TASK INPUTS:

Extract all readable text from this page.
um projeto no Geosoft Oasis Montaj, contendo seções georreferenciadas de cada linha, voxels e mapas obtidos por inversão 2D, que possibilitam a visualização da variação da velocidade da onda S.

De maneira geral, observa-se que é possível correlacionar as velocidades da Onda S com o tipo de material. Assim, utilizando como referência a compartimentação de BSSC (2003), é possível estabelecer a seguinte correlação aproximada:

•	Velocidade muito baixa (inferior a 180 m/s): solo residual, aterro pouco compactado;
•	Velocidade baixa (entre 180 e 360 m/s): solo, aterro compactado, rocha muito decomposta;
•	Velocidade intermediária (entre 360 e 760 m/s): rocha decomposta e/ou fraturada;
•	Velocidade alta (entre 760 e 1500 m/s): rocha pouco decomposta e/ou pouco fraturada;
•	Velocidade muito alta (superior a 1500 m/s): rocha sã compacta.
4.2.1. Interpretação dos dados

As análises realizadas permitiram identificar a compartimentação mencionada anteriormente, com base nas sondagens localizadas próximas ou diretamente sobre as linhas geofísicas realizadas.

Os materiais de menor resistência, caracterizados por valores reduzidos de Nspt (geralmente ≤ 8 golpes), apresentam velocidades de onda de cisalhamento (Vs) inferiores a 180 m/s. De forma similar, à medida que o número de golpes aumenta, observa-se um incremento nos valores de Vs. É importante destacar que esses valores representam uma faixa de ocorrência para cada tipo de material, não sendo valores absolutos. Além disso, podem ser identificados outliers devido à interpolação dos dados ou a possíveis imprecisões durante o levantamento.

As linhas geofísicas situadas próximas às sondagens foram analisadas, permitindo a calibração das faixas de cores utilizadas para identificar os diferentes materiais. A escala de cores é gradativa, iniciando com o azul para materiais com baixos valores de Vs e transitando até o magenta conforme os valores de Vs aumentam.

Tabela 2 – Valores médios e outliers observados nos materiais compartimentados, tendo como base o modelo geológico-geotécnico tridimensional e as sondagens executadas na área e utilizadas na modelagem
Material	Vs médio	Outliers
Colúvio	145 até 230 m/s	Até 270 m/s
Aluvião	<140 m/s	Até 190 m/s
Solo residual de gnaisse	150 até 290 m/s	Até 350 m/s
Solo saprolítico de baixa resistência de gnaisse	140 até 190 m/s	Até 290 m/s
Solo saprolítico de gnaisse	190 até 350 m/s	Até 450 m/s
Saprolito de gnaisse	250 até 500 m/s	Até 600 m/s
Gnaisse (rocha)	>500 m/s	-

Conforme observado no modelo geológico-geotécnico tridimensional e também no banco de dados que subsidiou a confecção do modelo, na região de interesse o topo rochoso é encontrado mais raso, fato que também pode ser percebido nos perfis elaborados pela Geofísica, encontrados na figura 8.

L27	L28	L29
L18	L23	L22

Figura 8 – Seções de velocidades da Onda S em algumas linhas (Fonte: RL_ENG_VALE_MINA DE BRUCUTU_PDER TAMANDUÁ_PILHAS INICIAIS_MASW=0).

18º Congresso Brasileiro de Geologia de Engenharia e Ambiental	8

DIRECTIONS FOR THIS TASK:
Give only the count of lines in which the string "saprolítico" appears.

CORRECT ANSWER:
2